Data extracted from a collection >>
┄┄┄┄┄┄

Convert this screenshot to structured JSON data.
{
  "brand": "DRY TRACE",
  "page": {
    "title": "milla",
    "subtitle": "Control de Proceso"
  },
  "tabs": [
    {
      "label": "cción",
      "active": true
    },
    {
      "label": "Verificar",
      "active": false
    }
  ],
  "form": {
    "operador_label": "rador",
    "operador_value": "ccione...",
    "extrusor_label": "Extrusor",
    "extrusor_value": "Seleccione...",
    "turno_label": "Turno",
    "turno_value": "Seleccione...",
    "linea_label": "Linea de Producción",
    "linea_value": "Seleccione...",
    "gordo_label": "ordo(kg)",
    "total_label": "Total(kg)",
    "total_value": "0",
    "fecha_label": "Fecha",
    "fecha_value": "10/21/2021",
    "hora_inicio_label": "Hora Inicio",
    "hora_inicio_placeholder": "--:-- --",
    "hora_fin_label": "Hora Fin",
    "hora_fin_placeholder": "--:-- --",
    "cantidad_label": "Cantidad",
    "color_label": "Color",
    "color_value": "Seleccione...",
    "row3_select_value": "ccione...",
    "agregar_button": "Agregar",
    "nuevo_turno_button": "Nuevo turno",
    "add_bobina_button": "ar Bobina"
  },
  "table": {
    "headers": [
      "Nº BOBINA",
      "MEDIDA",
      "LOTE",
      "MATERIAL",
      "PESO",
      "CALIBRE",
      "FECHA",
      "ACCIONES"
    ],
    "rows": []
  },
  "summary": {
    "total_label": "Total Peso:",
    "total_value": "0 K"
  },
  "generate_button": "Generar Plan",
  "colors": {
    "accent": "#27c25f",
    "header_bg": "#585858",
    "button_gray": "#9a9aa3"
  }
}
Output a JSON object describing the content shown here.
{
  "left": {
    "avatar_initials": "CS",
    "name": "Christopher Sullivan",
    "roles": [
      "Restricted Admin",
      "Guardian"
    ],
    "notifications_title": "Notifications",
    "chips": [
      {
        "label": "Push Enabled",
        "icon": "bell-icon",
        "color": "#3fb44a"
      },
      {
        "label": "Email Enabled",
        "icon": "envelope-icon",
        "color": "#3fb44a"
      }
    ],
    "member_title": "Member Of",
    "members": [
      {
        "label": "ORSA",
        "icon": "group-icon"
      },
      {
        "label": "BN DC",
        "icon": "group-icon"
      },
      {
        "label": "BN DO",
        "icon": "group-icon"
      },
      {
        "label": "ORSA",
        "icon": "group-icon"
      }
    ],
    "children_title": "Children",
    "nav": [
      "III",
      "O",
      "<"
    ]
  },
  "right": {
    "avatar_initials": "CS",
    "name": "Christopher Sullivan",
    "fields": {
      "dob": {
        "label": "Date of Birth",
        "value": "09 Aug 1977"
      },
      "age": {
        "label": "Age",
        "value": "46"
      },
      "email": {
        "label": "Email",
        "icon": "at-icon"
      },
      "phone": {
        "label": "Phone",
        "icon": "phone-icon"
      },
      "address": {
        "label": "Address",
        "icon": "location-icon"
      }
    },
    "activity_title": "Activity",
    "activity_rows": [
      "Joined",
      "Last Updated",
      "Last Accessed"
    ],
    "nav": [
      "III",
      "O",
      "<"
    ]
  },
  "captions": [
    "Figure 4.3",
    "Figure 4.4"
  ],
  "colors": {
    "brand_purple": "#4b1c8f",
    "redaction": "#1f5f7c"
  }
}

┄┄┄┄┄┄

Short task >>
Word for word, extract all the records.

Solution for this problem >>
Convert this screenshot to structured JSON data.
{
  "brand": "DRY TRACE",
  "page": {
    "title": "milla",
    "subtitle": "Control de Proceso"
  },
  "tabs": [
    {
      "label": "cción",
      "active": true
    },
    {
      "label": "Verificar",
      "active": false
    }
  ],
  "form": {
    "operador_label": "rador",
    "operador_value": "ccione...",
    "extrusor_label": "Extrusor",
    "extrusor_value": "Seleccione...",
    "turno_label": "Turno",
    "turno_value": "Seleccione...",
    "linea_label": "Linea de Producción",
    "linea_value": "Seleccione...",
    "gordo_label": "ordo(kg)",
    "total_label": "Total(kg)",
    "total_value": "0",
    "fecha_label": "Fecha",
    "fecha_value": "10/21/2021",
    "hora_inicio_label": "Hora Inicio",
    "hora_inicio_placeholder": "--:-- --",
    "hora_fin_label": "Hora Fin",
    "hora_fin_placeholder": "--:-- --",
    "cantidad_label": "Cantidad",
    "color_label": "Color",
    "color_value": "Seleccione...",
    "row3_select_value": "ccione...",
    "agregar_button": "Agregar",
    "nuevo_turno_button": "Nuevo turno",
    "add_bobina_button": "ar Bobina"
  },
  "table": {
    "headers": [
      "Nº BOBINA",
      "MEDIDA",
      "LOTE",
      "MATERIAL",
      "PESO",
      "CALIBRE",
      "FECHA",
      "ACCIONES"
    ],
    "rows": []
  },
  "summary": {
    "total_label": "Total Peso:",
    "total_value": "0 K"
  },
  "generate_button": "Generar Plan",
  "colors": {
    "accent": "#27c25f",
    "header_bg": "#585858",
    "button_gray": "#9a9aa3"
  }
}
Output a JSON object describing the content shown here.
{
  "left": {
    "avatar_initials": "CS",
    "name": "Christopher Sullivan",
    "roles": [
      "Restricted Admin",
      "Guardian"
    ],
    "notifications_title": "Notifications",
    "chips": [
      {
        "label": "Push Enabled",
        "icon": "bell-icon",
        "color": "#3fb44a"
      },
      {
        "label": "Email Enabled",
        "icon": "envelope-icon",
        "color": "#3fb44a"
      }
    ],
    "member_title": "Member Of",
    "members": [
      {
        "label": "ORSA",
        "icon": "group-icon"
      },
      {
        "label": "BN DC",
        "icon": "group-icon"
      },
      {
        "label": "BN DO",
        "icon": "group-icon"
      },
      {
        "label": "ORSA",
        "icon": "group-icon"
      }
    ],
    "children_title": "Children",
    "nav": [
      "III",
      "O",
      "<"
    ]
  },
  "right": {
    "avatar_initials": "CS",
    "name": "Christopher Sullivan",
    "fields": {
      "dob": {
        "label": "Date of Birth",
        "value": "09 Aug 1977"
      },
      "age": {
        "label": "Age",
        "value": "46"
      },
      "email": {
        "label": "Email",
        "icon": "at-icon"
      },
      "phone": {
        "label": "Phone",
        "icon": "phone-icon"
      },
      "address": {
        "label": "Address",
        "icon": "location-icon"
      }
    },
    "activity_title": "Activity",
    "activity_rows": [
      "Joined",
      "Last Updated",
      "Last Accessed"
    ],
    "nav": [
      "III",
      "O",
      "<"
    ]
  },
  "captions": [
    "Figure 4.3",
    "Figure 4.4"
  ],
  "colors": {
    "brand_purple": "#4b1c8f",
    "redaction": "#1f5f7c"
  }
}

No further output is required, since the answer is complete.